= The exercise =
Look through the material and copy each line holding "value".

= Task material =
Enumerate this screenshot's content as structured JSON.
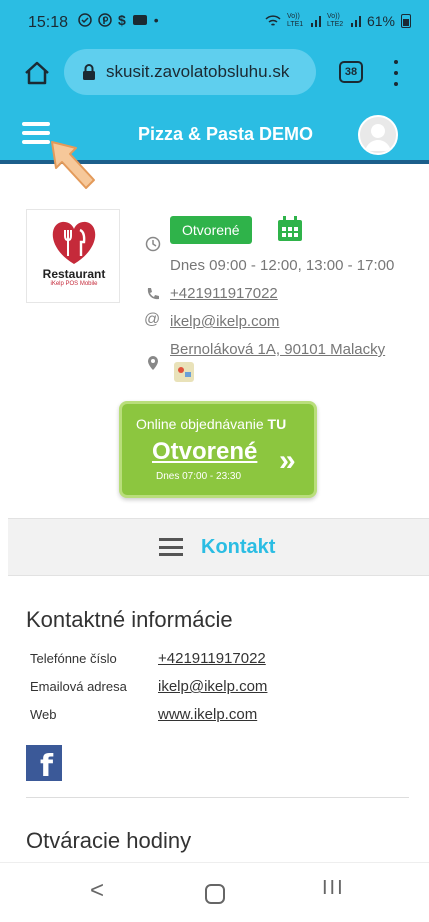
{
  "status_bar": {
    "time": "15:18",
    "battery": "61%",
    "signal_text_1": "Vo)) LTE1",
    "signal_text_2": "Vo)) LTE2"
  },
  "browser": {
    "url": "skusit.zavolatobsluhu.sk",
    "tab_count": "38"
  },
  "header": {
    "title": "Pizza & Pasta DEMO"
  },
  "restaurant": {
    "logo_text": "Restaurant",
    "logo_sub": "iKelp POS Mobile",
    "status_badge": "Otvorené",
    "hours_today": "Dnes 09:00 - 12:00, 13:00 - 17:00",
    "phone": "+421911917022",
    "email": "ikelp@ikelp.com",
    "address": "Bernoláková 1A, 90101 Malacky"
  },
  "order_button": {
    "line1": "Online objednávanie",
    "line1_strong": "TU",
    "status": "Otvorené",
    "hours": "Dnes 07:00 - 23:30",
    "chevron": "»"
  },
  "kontakt": {
    "title": "Kontakt"
  },
  "contact_info": {
    "section_title": "Kontaktné informácie",
    "rows": [
      {
        "label": "Telefónne číslo",
        "value": "+421911917022"
      },
      {
        "label": "Emailová adresa",
        "value": "ikelp@ikelp.com"
      },
      {
        "label": "Web",
        "value": "www.ikelp.com"
      }
    ],
    "facebook_glyph": "f"
  },
  "opening_hours": {
    "section_title": "Otváracie hodiny"
  },
  "nav": {
    "back": "<",
    "recent": "III"
  },
  "colors": {
    "brand": "#2bbde3",
    "open_green": "#2fb34a",
    "order_green": "#8cc63f"
  }
}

= Response for this exercise =
        "value": "+421911917022"
        "value": "ikelp@ikelp.com"
        "value": "www.ikelp.com"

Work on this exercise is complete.